** Exercise input follows **

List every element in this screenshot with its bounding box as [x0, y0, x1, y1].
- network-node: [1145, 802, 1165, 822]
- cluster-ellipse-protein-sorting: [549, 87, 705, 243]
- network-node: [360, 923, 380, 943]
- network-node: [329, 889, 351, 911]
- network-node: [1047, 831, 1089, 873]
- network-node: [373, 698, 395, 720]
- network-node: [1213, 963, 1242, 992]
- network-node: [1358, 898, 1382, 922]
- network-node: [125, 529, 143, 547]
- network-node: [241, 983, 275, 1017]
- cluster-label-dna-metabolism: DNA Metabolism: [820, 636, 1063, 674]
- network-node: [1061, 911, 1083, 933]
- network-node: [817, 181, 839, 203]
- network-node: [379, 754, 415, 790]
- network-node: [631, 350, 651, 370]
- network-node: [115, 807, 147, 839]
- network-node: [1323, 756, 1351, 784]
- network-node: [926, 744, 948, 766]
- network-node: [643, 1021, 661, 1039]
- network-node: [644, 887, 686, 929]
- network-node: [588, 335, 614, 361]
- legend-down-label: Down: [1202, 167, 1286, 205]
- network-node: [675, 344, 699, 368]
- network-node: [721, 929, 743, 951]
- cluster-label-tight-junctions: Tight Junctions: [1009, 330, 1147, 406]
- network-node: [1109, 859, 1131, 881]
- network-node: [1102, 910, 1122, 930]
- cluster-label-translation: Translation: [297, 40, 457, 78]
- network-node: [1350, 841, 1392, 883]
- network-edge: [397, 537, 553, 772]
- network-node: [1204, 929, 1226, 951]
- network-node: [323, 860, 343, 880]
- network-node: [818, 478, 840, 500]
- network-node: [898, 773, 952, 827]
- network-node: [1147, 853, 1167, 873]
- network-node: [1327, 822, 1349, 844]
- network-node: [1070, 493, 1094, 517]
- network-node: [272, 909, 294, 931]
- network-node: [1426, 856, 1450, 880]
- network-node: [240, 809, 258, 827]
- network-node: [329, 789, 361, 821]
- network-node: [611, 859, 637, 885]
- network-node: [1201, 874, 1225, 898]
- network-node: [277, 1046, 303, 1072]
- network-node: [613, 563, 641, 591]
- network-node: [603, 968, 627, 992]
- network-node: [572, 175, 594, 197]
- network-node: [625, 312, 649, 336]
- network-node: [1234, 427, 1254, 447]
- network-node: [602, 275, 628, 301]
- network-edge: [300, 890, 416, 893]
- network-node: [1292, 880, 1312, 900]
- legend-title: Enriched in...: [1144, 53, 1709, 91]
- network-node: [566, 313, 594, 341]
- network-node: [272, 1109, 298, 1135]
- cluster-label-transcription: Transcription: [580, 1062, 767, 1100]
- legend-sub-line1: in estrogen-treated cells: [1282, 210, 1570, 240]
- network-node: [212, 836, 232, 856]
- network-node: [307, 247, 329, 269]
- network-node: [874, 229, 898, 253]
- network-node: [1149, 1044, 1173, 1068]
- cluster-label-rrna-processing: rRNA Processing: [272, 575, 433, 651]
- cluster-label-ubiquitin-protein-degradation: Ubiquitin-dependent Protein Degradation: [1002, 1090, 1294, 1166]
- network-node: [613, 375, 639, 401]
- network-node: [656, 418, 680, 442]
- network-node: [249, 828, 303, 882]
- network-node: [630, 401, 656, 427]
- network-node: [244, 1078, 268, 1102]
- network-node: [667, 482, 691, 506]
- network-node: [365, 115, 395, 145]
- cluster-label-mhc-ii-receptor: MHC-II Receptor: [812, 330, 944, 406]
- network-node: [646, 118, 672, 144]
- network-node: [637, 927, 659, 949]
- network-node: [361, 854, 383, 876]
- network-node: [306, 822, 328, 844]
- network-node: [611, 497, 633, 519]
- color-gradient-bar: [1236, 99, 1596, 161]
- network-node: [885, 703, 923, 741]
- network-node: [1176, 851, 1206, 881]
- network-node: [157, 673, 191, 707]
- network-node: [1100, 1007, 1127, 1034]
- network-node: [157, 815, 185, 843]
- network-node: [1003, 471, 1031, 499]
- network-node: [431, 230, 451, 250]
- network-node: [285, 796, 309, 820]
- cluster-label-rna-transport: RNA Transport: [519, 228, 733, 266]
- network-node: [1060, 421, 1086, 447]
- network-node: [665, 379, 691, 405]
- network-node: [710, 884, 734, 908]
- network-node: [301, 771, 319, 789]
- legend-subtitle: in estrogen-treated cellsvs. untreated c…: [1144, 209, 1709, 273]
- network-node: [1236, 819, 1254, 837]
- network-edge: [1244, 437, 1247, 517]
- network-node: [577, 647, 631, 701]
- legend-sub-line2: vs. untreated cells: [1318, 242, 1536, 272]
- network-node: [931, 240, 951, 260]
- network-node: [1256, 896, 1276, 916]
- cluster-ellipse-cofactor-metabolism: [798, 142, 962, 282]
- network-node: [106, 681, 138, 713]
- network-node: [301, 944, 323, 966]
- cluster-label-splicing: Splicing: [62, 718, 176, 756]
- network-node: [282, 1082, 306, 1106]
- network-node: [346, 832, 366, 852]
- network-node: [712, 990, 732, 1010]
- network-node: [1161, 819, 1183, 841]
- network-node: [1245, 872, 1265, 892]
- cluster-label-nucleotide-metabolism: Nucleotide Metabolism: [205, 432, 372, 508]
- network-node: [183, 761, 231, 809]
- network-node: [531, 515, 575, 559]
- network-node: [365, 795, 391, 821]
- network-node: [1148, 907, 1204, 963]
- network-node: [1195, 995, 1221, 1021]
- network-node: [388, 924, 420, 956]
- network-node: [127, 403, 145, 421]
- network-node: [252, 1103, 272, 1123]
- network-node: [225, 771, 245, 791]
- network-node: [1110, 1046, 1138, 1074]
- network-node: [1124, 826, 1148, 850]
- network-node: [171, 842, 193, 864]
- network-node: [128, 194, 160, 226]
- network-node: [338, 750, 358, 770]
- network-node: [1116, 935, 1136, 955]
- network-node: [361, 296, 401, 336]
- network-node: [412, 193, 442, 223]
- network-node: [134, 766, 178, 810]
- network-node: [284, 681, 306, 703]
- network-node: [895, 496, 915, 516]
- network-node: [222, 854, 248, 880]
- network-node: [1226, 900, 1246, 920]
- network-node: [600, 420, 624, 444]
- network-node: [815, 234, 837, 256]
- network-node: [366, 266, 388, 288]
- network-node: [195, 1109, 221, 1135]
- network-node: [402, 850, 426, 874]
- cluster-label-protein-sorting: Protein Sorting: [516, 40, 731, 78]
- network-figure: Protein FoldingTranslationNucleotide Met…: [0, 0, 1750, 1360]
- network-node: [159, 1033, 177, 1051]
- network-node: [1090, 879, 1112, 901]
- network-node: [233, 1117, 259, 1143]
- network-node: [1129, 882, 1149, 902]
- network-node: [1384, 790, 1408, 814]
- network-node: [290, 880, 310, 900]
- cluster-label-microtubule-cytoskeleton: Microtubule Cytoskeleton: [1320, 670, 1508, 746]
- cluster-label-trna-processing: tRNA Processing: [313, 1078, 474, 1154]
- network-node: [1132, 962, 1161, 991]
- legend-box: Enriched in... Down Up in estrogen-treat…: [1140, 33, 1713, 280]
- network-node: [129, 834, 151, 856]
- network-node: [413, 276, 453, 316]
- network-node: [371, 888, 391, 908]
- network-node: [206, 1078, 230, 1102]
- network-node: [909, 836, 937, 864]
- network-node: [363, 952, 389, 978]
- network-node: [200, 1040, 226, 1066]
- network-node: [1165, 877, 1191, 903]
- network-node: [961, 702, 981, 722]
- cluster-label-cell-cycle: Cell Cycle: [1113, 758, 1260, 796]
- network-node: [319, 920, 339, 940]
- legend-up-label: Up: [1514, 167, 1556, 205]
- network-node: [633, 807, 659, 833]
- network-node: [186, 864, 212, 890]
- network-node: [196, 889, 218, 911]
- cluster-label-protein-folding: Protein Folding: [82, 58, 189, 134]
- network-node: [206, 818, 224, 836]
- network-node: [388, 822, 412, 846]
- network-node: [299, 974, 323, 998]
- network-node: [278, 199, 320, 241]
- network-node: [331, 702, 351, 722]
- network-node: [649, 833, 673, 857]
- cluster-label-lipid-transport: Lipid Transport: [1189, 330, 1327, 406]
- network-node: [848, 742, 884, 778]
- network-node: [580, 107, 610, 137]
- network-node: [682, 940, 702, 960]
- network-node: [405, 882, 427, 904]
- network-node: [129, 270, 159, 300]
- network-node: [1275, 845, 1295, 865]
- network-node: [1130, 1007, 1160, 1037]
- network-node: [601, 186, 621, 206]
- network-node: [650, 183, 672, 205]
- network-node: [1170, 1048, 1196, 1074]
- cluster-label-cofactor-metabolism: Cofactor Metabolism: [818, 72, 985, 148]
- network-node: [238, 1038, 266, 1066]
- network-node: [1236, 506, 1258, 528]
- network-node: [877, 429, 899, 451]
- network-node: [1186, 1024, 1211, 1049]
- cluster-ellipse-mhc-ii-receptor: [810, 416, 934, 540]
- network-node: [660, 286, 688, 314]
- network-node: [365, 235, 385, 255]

** End of Exercise input **

### What to produce
Look through the listing and return each line containing the word "cofactor".

### Solution
- cluster-ellipse-cofactor-metabolism: [798, 142, 962, 282]
- cluster-label-cofactor-metabolism: Cofactor Metabolism: [818, 72, 985, 148]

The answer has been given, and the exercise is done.